(Dataset records)
— Begin —

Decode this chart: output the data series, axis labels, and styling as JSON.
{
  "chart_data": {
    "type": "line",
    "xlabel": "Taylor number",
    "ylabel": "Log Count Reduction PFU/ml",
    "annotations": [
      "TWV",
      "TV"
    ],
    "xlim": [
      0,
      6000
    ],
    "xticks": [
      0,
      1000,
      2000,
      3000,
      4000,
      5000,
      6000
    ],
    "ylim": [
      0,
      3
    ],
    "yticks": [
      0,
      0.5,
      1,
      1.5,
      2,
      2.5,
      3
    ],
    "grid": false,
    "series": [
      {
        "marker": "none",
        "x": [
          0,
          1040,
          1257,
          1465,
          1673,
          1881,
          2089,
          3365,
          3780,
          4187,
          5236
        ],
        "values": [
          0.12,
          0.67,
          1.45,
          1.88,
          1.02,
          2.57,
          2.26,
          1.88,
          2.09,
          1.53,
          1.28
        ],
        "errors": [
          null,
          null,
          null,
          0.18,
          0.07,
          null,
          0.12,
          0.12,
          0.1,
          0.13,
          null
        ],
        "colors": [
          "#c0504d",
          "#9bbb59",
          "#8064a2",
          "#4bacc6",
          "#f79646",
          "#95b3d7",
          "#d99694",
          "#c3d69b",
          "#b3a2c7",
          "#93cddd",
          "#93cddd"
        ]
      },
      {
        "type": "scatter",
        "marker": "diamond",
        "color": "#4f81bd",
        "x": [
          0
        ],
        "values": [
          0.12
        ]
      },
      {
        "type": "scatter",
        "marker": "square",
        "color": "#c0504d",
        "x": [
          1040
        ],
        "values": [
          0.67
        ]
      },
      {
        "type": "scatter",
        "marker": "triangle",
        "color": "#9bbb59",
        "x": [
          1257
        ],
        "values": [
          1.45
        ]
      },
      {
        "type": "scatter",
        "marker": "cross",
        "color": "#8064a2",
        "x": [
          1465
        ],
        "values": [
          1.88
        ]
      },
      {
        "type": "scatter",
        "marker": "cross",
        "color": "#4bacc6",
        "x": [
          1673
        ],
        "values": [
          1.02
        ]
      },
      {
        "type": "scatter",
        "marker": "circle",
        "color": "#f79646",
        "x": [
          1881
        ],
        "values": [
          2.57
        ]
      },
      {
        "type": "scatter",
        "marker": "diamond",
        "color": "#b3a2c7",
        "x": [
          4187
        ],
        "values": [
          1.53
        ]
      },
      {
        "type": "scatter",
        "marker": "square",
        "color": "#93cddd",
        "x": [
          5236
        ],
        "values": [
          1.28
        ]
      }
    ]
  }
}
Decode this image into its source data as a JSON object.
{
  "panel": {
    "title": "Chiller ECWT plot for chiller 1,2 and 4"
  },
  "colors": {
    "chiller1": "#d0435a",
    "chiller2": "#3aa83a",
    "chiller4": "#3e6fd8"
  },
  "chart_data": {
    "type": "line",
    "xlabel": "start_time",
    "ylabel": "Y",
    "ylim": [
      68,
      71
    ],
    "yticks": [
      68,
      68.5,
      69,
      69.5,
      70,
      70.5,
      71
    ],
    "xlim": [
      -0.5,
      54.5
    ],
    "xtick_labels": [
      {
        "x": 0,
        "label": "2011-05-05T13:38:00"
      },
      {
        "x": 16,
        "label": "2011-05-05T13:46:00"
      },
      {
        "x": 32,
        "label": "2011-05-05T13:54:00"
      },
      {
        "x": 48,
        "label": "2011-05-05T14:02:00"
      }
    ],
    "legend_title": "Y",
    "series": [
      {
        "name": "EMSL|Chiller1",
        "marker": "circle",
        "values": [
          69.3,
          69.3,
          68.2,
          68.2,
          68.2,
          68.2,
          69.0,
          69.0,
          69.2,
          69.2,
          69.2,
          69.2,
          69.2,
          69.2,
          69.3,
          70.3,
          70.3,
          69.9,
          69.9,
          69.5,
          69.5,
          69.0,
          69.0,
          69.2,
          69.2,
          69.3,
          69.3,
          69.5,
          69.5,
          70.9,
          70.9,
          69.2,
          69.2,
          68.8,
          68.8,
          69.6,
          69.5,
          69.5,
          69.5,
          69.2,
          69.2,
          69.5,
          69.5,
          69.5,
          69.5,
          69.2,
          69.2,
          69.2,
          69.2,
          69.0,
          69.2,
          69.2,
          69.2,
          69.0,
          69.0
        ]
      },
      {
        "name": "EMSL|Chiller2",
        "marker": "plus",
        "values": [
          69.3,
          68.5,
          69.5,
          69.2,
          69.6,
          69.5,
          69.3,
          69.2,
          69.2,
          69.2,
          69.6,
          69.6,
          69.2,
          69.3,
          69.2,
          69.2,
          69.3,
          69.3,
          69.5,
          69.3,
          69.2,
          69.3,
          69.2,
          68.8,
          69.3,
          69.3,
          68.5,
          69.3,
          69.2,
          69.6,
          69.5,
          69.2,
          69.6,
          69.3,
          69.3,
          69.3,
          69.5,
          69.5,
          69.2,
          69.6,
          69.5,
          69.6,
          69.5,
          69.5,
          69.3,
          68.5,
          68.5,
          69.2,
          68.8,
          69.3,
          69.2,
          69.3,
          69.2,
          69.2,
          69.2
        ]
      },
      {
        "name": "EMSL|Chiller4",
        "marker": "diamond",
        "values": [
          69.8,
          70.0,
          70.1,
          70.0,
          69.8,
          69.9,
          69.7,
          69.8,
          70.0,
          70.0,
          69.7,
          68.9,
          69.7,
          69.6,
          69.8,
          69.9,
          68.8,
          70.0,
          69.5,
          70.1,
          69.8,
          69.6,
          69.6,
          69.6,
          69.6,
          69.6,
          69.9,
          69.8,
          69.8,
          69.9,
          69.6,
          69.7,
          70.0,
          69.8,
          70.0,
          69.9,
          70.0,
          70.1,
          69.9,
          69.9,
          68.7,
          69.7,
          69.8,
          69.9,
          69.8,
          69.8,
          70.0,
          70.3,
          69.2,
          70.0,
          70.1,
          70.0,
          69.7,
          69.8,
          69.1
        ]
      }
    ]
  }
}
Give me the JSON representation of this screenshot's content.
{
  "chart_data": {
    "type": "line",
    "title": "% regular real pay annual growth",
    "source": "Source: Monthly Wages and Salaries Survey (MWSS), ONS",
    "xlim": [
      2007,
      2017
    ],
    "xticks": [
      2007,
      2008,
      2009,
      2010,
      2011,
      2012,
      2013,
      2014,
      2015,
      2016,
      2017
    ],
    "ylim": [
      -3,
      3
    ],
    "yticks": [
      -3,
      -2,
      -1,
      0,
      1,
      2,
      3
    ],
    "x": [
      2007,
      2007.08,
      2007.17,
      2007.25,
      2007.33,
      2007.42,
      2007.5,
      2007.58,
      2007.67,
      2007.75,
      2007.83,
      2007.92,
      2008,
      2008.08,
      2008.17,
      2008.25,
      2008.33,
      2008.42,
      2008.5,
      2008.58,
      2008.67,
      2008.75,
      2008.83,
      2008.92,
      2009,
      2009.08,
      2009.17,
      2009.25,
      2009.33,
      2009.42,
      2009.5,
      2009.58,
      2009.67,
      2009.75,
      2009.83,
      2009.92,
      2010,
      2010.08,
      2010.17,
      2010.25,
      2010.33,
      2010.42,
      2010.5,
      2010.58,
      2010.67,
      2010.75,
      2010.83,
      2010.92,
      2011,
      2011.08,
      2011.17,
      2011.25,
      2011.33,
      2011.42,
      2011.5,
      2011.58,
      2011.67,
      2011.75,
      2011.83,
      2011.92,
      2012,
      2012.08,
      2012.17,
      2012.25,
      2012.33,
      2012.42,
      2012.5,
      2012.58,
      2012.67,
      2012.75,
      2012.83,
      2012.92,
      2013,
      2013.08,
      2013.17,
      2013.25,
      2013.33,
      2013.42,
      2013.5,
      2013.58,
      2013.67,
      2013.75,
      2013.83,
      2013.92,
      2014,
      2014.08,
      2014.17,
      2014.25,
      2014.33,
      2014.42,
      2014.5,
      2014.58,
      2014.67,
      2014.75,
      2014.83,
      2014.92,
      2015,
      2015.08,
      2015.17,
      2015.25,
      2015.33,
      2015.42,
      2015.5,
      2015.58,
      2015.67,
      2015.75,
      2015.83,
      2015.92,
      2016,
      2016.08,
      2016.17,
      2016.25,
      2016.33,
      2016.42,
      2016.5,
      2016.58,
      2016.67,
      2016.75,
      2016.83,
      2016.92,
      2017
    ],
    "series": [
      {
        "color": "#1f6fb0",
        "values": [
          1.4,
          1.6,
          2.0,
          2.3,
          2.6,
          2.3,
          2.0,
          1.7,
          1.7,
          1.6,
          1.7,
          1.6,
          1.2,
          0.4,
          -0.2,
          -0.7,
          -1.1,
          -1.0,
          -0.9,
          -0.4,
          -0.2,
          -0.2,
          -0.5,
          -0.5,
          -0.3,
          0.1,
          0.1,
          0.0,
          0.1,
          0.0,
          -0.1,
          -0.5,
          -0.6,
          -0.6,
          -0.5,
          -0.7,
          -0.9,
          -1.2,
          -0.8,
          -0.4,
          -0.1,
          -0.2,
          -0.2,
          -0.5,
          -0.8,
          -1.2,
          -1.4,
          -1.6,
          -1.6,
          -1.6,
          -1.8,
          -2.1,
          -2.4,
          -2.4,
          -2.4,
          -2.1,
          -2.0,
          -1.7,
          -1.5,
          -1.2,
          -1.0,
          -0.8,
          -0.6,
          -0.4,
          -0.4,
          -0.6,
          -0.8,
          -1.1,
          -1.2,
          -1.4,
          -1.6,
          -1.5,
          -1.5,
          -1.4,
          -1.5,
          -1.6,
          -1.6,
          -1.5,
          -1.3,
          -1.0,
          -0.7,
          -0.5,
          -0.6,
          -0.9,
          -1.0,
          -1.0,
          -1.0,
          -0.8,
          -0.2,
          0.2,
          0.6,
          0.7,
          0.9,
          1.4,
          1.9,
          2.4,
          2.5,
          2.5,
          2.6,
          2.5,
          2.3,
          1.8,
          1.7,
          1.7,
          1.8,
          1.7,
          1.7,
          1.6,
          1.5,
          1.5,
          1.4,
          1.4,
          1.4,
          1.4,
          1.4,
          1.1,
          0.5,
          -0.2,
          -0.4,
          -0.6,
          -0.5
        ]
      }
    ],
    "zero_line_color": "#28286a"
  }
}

— End —

### OBJECTIVE
Pick out the lines containing the string "name".

### TASK SOLUTION
        "name": "EMSL|Chiller1",
        "name": "EMSL|Chiller2",
        "name": "EMSL|Chiller4",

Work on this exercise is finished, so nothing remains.